> **SET PROBLEM**
Return the records that follow unaltered. Omit every picture.

> **DATA LINES**
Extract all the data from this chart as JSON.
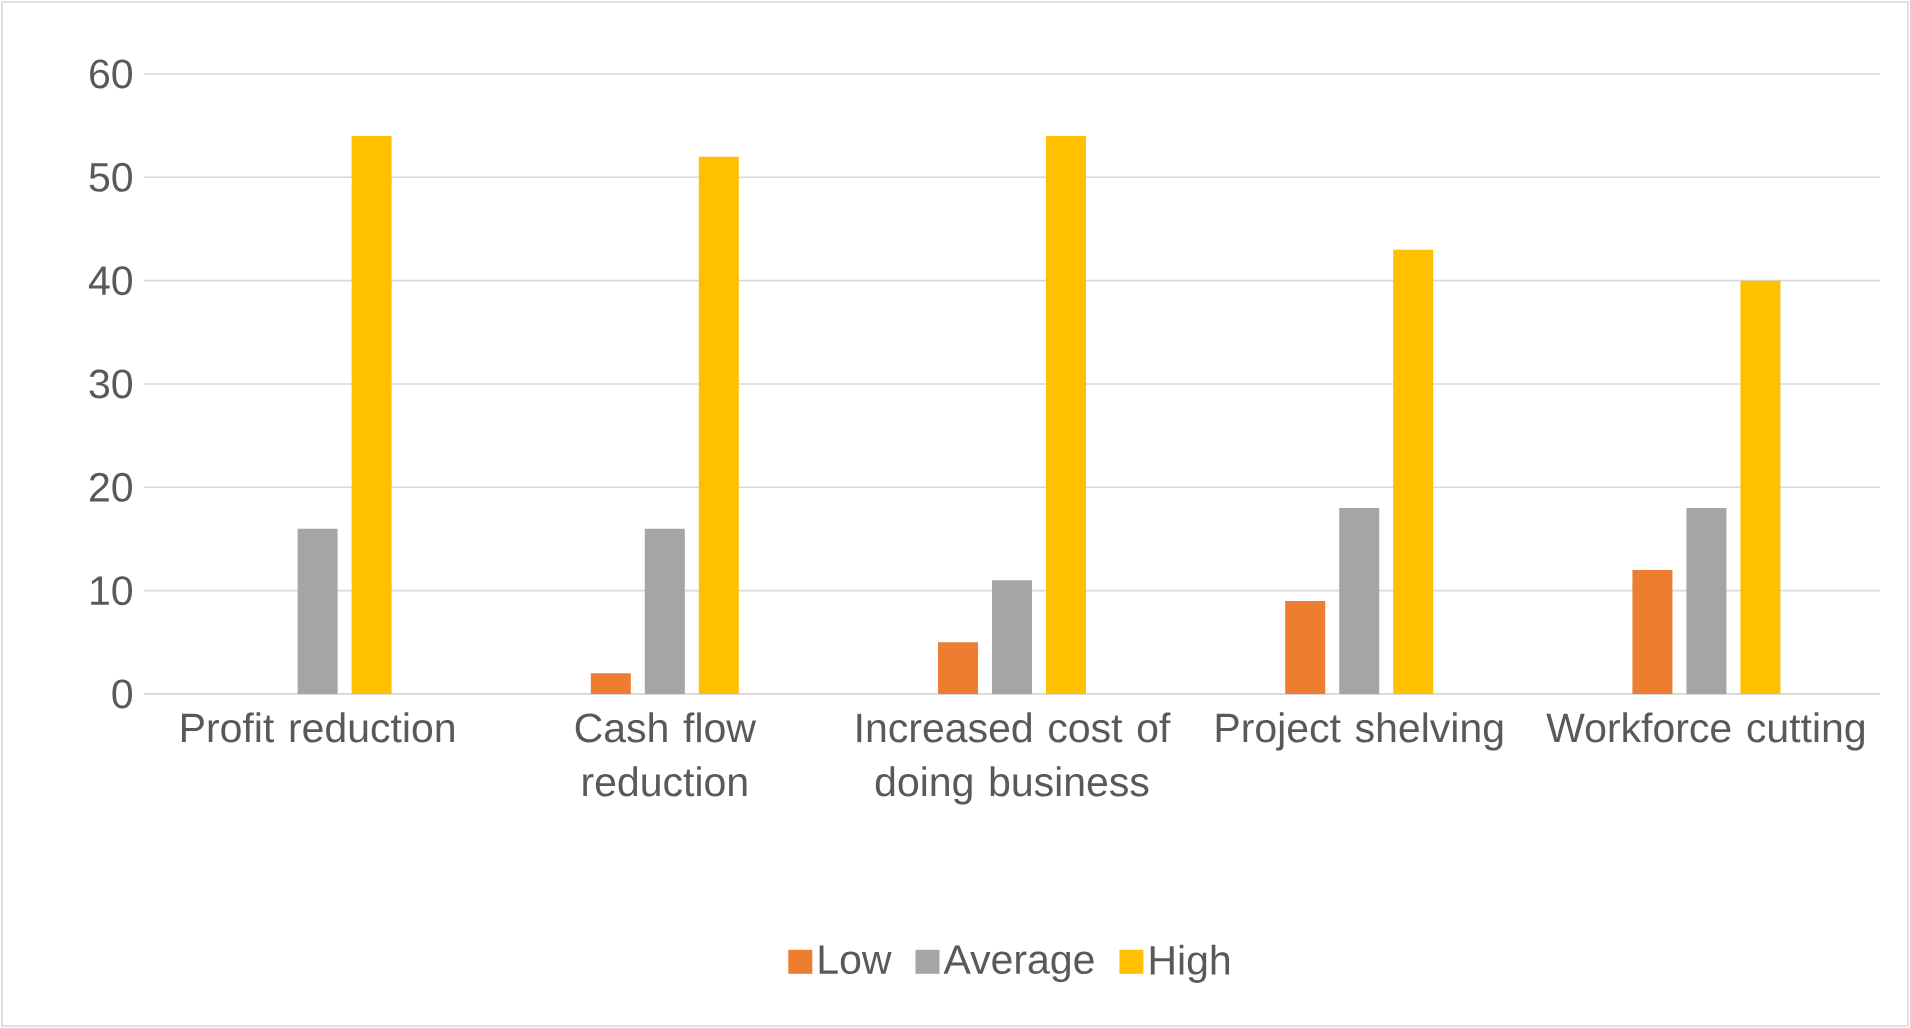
{
  "chart_data": {
    "type": "bar",
    "categories": [
      "Profit reduction",
      "Cash flow reduction",
      "Increased cost of doing business",
      "Project shelving",
      "Workforce cutting"
    ],
    "series": [
      {
        "name": "Low",
        "color": "#ed7d31",
        "values": [
          0,
          2,
          5,
          9,
          12
        ]
      },
      {
        "name": "Average",
        "color": "#a5a5a5",
        "values": [
          16,
          16,
          11,
          18,
          18
        ]
      },
      {
        "name": "High",
        "color": "#ffc000",
        "values": [
          54,
          52,
          54,
          43,
          40
        ]
      }
    ],
    "ylim": [
      0,
      60
    ],
    "yticks": [
      0,
      10,
      20,
      30,
      40,
      50,
      60
    ],
    "grid": "y",
    "legend": "bottom"
  }
}
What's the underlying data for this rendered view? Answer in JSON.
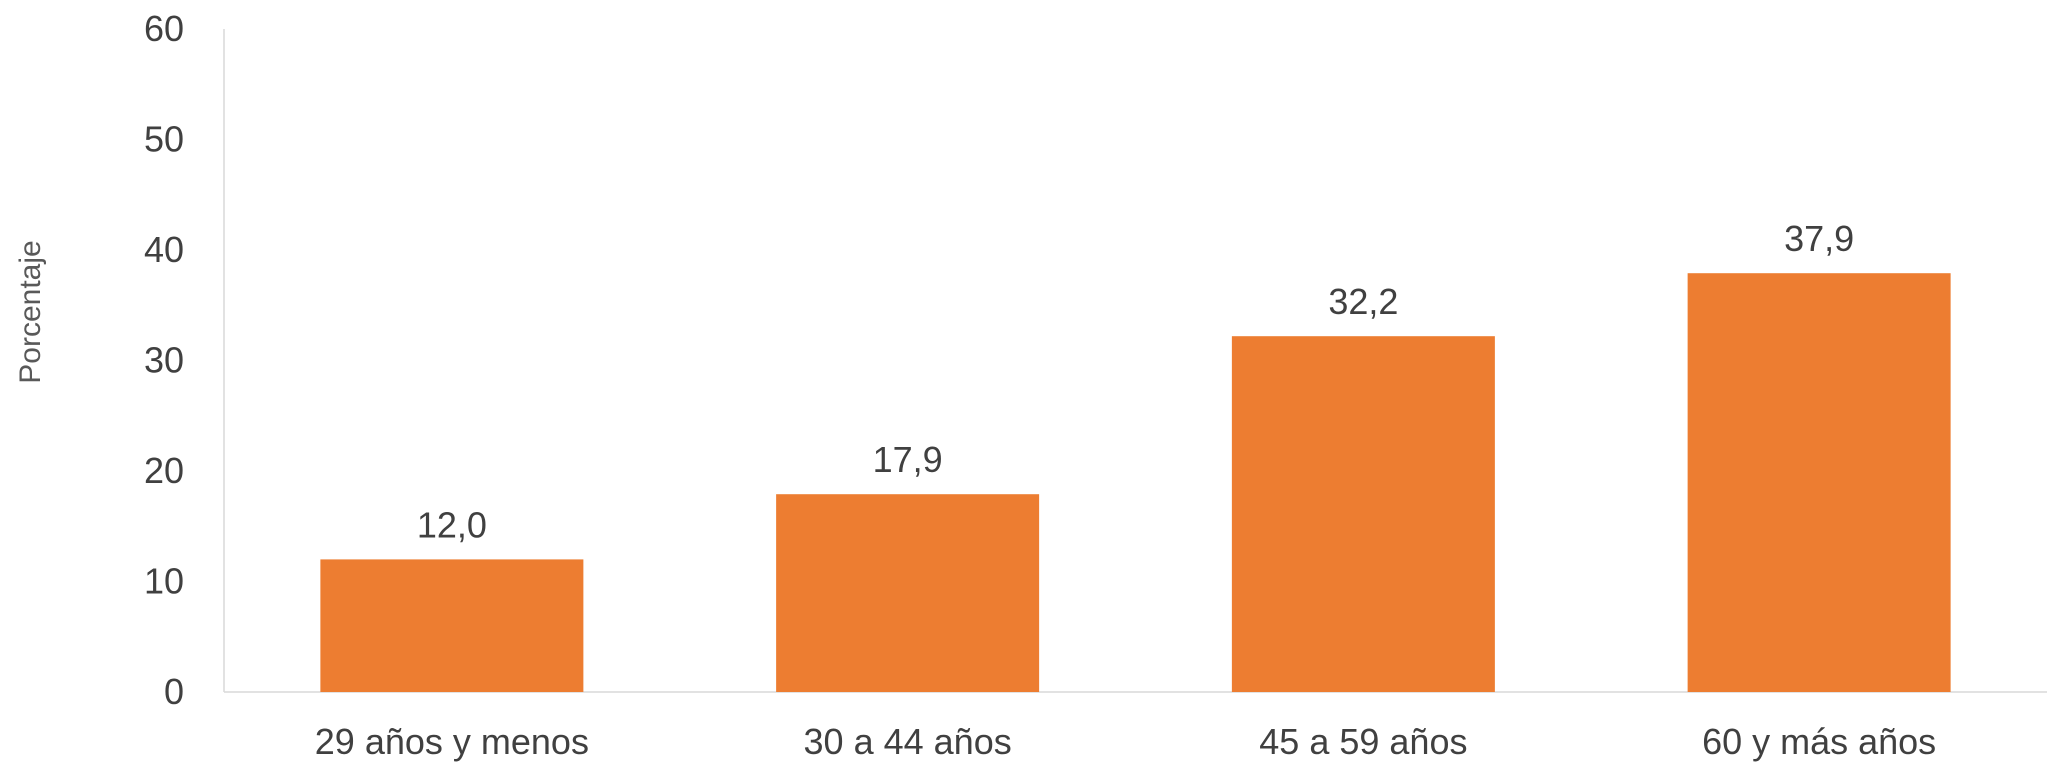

> **EXERCISE OUTPUT**
Extract all the data from this chart as JSON.
{
  "chart_data": {
    "type": "bar",
    "categories": [
      "Profit reduction",
      "Cash flow reduction",
      "Increased cost of doing business",
      "Project shelving",
      "Workforce cutting"
    ],
    "series": [
      {
        "name": "Low",
        "color": "#ed7d31",
        "values": [
          0,
          2,
          5,
          9,
          12
        ]
      },
      {
        "name": "Average",
        "color": "#a5a5a5",
        "values": [
          16,
          16,
          11,
          18,
          18
        ]
      },
      {
        "name": "High",
        "color": "#ffc000",
        "values": [
          54,
          52,
          54,
          43,
          40
        ]
      }
    ],
    "ylim": [
      0,
      60
    ],
    "yticks": [
      0,
      10,
      20,
      30,
      40,
      50,
      60
    ],
    "grid": "y",
    "legend": "bottom"
  }
}
What's the underlying data for this rendered view? Answer in JSON.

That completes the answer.